[EXTRACT PROVIDED]
────────────────────

Included in the packet sold at the Wrightsville Beach Museum:

  • Line drawing map (18×24 inches) drawn by Alexis Seabrook, a nationally-known coloring book illustrator
  • Set of Crayola colored pencils to custom-color your map,
  • Scavenger Hunt Key with information, trivia, clues and places to fill in the answers that you find.

The search begins and ends at the Wrightsville Beach Museum and can be enjoyed walking (2 hours or so) or biking or driving. It can be split up over a couple of mornings when it’s a little cooler or done in one shot.

You will learn who “Jetty Jumpers” were and that there was a time when no cars were allowed on Wrightsville Beach! What is the oldest restaurant at the beach and why is Wrightsville Beach  in an area called “Hurricane Alley?” Where is the blockade runner shipwreck? And the huge skeleton of “Trouble” the whale?

Meanwhile, the museum continues to offer its guided tours of Harbor Island. South Harbor Island tours are scheduled for August 3, 17, 24 while North Harbor Island tours are set for August 10 and 31.

────────────────────

[DATASET EXCERPTS]

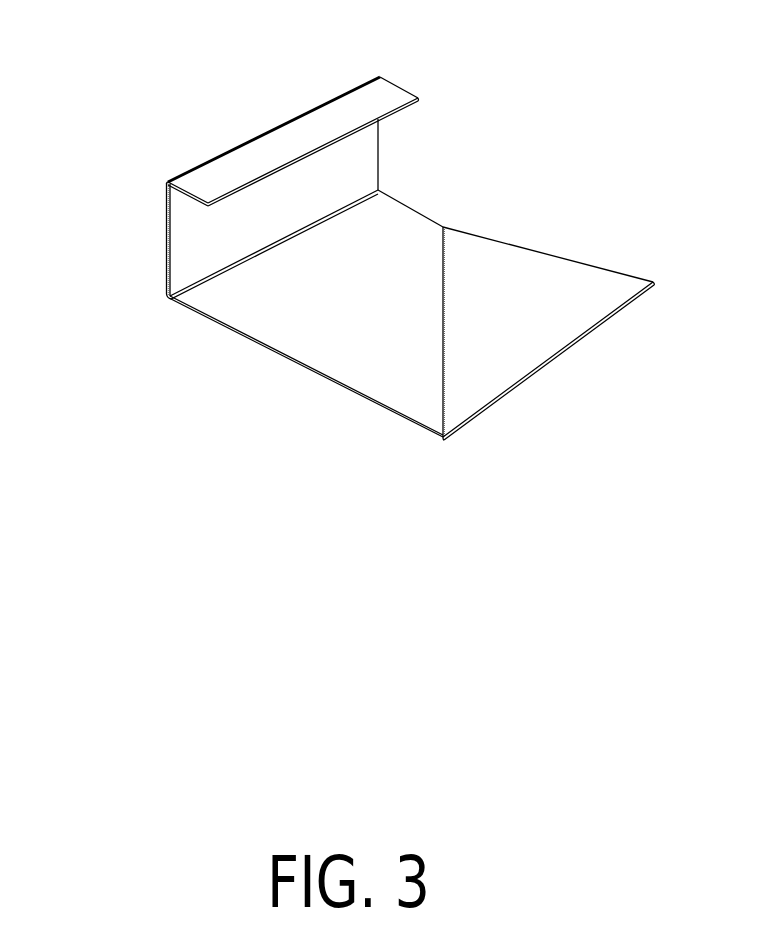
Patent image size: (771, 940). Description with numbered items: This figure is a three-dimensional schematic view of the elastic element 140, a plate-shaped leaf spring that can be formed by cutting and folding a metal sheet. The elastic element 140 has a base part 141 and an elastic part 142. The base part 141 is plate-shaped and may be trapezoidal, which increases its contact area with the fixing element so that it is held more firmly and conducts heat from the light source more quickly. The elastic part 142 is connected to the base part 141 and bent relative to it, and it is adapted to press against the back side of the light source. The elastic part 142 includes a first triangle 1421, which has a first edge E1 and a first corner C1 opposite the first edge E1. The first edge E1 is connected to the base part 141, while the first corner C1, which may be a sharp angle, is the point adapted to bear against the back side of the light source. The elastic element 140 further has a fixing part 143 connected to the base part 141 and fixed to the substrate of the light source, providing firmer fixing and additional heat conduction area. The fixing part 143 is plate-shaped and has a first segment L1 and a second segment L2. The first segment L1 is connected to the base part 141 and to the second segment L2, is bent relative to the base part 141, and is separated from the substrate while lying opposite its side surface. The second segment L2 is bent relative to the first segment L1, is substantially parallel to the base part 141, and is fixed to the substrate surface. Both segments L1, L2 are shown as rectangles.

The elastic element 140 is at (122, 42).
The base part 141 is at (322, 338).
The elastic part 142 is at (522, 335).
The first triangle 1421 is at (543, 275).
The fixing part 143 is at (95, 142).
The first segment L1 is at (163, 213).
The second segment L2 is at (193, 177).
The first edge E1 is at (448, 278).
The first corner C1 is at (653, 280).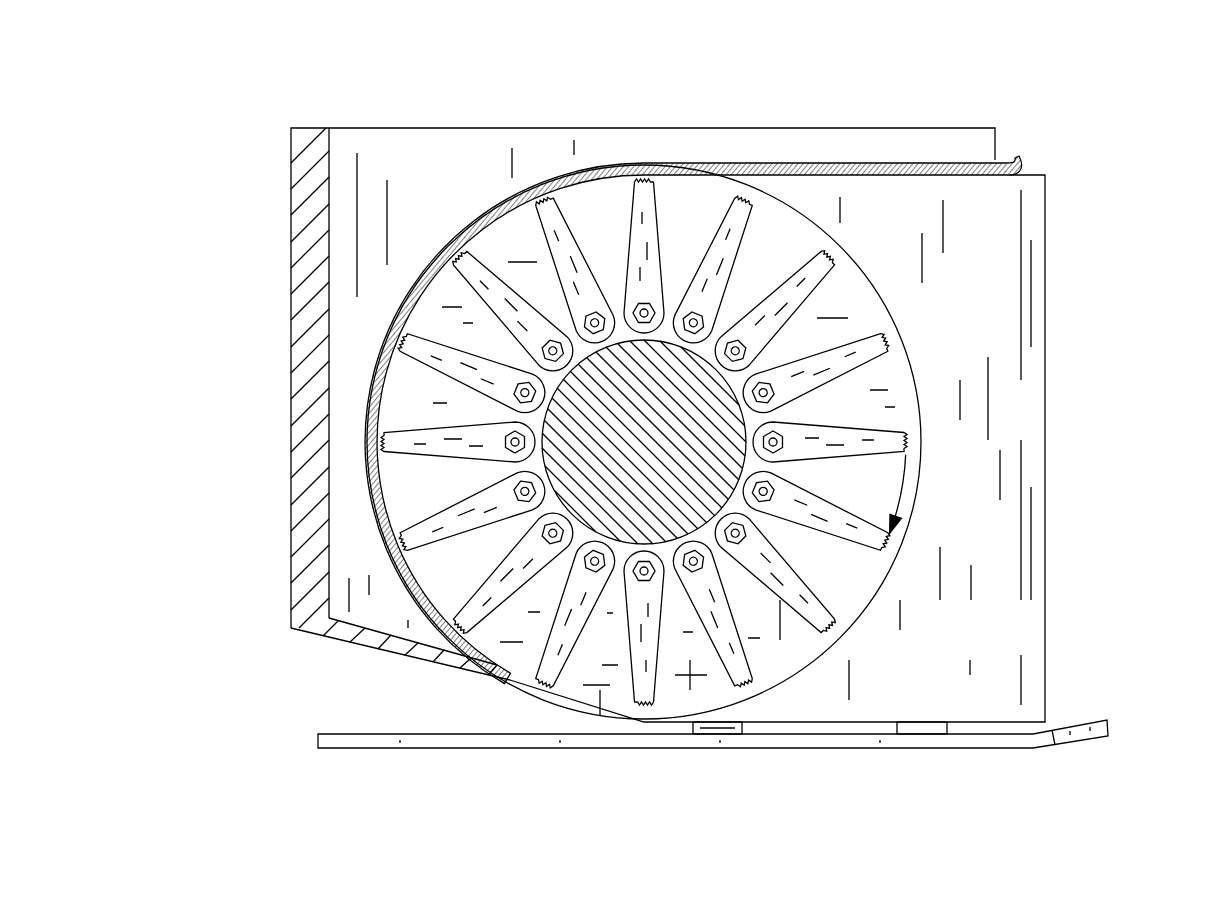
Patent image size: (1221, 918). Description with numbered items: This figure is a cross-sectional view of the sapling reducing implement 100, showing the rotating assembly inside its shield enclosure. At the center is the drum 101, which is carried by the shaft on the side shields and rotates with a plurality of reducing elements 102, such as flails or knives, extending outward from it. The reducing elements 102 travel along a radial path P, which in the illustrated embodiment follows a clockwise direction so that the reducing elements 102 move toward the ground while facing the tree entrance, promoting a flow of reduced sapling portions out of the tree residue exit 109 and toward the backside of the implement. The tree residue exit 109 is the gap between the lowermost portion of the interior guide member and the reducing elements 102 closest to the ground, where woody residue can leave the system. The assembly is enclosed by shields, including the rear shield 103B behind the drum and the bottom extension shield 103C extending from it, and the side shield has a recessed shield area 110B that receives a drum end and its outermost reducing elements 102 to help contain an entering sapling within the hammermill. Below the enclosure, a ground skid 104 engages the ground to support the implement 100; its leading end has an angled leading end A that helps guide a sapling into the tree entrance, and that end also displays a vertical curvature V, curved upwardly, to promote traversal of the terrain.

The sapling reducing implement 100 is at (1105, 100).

────────────────────

[REQUIREMENT]
Answer these from the Wrightsville Beach scavenger hunt text:
(a) What are the dimensions of the line drawing map in the packet?
(b) About how long does the search take when done on foot?
(c) On which August dates are the North Harbor Island tours set?

[WRITTEN RESPONSE]
(a) 18×24 inches
(b) 2 hours or so
(c) August 10 and 31